**THE INPUT**
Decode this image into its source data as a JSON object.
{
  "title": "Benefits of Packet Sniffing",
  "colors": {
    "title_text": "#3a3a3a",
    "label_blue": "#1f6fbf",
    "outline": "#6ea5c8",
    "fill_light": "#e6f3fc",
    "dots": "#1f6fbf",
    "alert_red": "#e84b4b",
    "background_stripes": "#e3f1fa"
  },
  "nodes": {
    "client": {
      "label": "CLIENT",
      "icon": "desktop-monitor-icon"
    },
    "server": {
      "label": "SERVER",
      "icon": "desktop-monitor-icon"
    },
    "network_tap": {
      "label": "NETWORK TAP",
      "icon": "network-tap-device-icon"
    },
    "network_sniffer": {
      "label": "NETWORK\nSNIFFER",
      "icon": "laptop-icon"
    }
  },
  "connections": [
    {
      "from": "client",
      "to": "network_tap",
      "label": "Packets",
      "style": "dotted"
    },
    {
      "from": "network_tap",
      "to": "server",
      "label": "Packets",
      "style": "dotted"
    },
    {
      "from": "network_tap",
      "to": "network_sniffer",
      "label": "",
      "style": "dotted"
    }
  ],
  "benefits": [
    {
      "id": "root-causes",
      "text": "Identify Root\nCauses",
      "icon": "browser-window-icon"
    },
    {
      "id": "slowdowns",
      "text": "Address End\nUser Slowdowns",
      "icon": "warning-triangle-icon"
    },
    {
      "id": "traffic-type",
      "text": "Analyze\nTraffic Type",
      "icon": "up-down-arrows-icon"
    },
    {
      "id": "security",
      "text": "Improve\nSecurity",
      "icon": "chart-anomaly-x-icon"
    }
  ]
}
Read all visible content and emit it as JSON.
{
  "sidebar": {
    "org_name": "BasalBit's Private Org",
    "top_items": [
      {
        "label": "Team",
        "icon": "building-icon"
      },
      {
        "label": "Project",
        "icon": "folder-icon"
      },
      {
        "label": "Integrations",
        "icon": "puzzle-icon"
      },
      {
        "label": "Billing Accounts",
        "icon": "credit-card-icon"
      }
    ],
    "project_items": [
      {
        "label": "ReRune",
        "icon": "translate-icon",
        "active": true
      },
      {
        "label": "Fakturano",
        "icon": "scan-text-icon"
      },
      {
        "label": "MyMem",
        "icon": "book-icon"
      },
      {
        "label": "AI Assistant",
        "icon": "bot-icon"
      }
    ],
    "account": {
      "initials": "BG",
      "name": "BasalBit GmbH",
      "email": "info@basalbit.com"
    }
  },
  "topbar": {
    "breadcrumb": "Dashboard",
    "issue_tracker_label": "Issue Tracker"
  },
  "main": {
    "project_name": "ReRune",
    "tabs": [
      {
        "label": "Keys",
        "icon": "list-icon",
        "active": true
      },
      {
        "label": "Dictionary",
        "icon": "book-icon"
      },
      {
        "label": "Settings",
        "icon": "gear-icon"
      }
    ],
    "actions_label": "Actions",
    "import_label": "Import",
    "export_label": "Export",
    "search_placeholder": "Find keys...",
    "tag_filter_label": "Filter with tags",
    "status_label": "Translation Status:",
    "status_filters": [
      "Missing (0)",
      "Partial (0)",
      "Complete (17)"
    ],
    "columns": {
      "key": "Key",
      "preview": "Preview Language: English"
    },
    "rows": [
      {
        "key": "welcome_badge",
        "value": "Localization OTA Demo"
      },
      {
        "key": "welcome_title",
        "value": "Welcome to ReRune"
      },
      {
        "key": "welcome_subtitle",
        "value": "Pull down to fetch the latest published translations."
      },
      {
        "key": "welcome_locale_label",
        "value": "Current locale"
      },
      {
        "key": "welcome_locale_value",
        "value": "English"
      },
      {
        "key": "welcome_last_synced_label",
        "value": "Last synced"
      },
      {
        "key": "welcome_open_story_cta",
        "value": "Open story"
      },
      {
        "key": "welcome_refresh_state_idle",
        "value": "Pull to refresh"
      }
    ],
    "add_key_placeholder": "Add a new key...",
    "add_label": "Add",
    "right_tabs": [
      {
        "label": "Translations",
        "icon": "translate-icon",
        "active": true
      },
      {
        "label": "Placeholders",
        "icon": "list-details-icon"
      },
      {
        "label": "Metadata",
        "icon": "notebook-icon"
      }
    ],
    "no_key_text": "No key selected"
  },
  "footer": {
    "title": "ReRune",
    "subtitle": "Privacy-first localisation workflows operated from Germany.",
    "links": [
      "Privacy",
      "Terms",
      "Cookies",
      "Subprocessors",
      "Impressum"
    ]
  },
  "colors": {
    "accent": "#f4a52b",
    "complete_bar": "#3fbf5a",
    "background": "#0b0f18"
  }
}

**EXERCISE**
Write out every entry above, word for word.

**CORRECT RESPONSE**
Decode this image into its source data as a JSON object.
{
  "title": "Benefits of Packet Sniffing",
  "colors": {
    "title_text": "#3a3a3a",
    "label_blue": "#1f6fbf",
    "outline": "#6ea5c8",
    "fill_light": "#e6f3fc",
    "dots": "#1f6fbf",
    "alert_red": "#e84b4b",
    "background_stripes": "#e3f1fa"
  },
  "nodes": {
    "client": {
      "label": "CLIENT",
      "icon": "desktop-monitor-icon"
    },
    "server": {
      "label": "SERVER",
      "icon": "desktop-monitor-icon"
    },
    "network_tap": {
      "label": "NETWORK TAP",
      "icon": "network-tap-device-icon"
    },
    "network_sniffer": {
      "label": "NETWORK\nSNIFFER",
      "icon": "laptop-icon"
    }
  },
  "connections": [
    {
      "from": "client",
      "to": "network_tap",
      "label": "Packets",
      "style": "dotted"
    },
    {
      "from": "network_tap",
      "to": "server",
      "label": "Packets",
      "style": "dotted"
    },
    {
      "from": "network_tap",
      "to": "network_sniffer",
      "label": "",
      "style": "dotted"
    }
  ],
  "benefits": [
    {
      "id": "root-causes",
      "text": "Identify Root\nCauses",
      "icon": "browser-window-icon"
    },
    {
      "id": "slowdowns",
      "text": "Address End\nUser Slowdowns",
      "icon": "warning-triangle-icon"
    },
    {
      "id": "traffic-type",
      "text": "Analyze\nTraffic Type",
      "icon": "up-down-arrows-icon"
    },
    {
      "id": "security",
      "text": "Improve\nSecurity",
      "icon": "chart-anomaly-x-icon"
    }
  ]
}
Read all visible content and emit it as JSON.
{
  "sidebar": {
    "org_name": "BasalBit's Private Org",
    "top_items": [
      {
        "label": "Team",
        "icon": "building-icon"
      },
      {
        "label": "Project",
        "icon": "folder-icon"
      },
      {
        "label": "Integrations",
        "icon": "puzzle-icon"
      },
      {
        "label": "Billing Accounts",
        "icon": "credit-card-icon"
      }
    ],
    "project_items": [
      {
        "label": "ReRune",
        "icon": "translate-icon",
        "active": true
      },
      {
        "label": "Fakturano",
        "icon": "scan-text-icon"
      },
      {
        "label": "MyMem",
        "icon": "book-icon"
      },
      {
        "label": "AI Assistant",
        "icon": "bot-icon"
      }
    ],
    "account": {
      "initials": "BG",
      "name": "BasalBit GmbH",
      "email": "info@basalbit.com"
    }
  },
  "topbar": {
    "breadcrumb": "Dashboard",
    "issue_tracker_label": "Issue Tracker"
  },
  "main": {
    "project_name": "ReRune",
    "tabs": [
      {
        "label": "Keys",
        "icon": "list-icon",
        "active": true
      },
      {
        "label": "Dictionary",
        "icon": "book-icon"
      },
      {
        "label": "Settings",
        "icon": "gear-icon"
      }
    ],
    "actions_label": "Actions",
    "import_label": "Import",
    "export_label": "Export",
    "search_placeholder": "Find keys...",
    "tag_filter_label": "Filter with tags",
    "status_label": "Translation Status:",
    "status_filters": [
      "Missing (0)",
      "Partial (0)",
      "Complete (17)"
    ],
    "columns": {
      "key": "Key",
      "preview": "Preview Language: English"
    },
    "rows": [
      {
        "key": "welcome_badge",
        "value": "Localization OTA Demo"
      },
      {
        "key": "welcome_title",
        "value": "Welcome to ReRune"
      },
      {
        "key": "welcome_subtitle",
        "value": "Pull down to fetch the latest published translations."
      },
      {
        "key": "welcome_locale_label",
        "value": "Current locale"
      },
      {
        "key": "welcome_locale_value",
        "value": "English"
      },
      {
        "key": "welcome_last_synced_label",
        "value": "Last synced"
      },
      {
        "key": "welcome_open_story_cta",
        "value": "Open story"
      },
      {
        "key": "welcome_refresh_state_idle",
        "value": "Pull to refresh"
      }
    ],
    "add_key_placeholder": "Add a new key...",
    "add_label": "Add",
    "right_tabs": [
      {
        "label": "Translations",
        "icon": "translate-icon",
        "active": true
      },
      {
        "label": "Placeholders",
        "icon": "list-details-icon"
      },
      {
        "label": "Metadata",
        "icon": "notebook-icon"
      }
    ],
    "no_key_text": "No key selected"
  },
  "footer": {
    "title": "ReRune",
    "subtitle": "Privacy-first localisation workflows operated from Germany.",
    "links": [
      "Privacy",
      "Terms",
      "Cookies",
      "Subprocessors",
      "Impressum"
    ]
  },
  "colors": {
    "accent": "#f4a52b",
    "complete_bar": "#3fbf5a",
    "background": "#0b0f18"
  }
}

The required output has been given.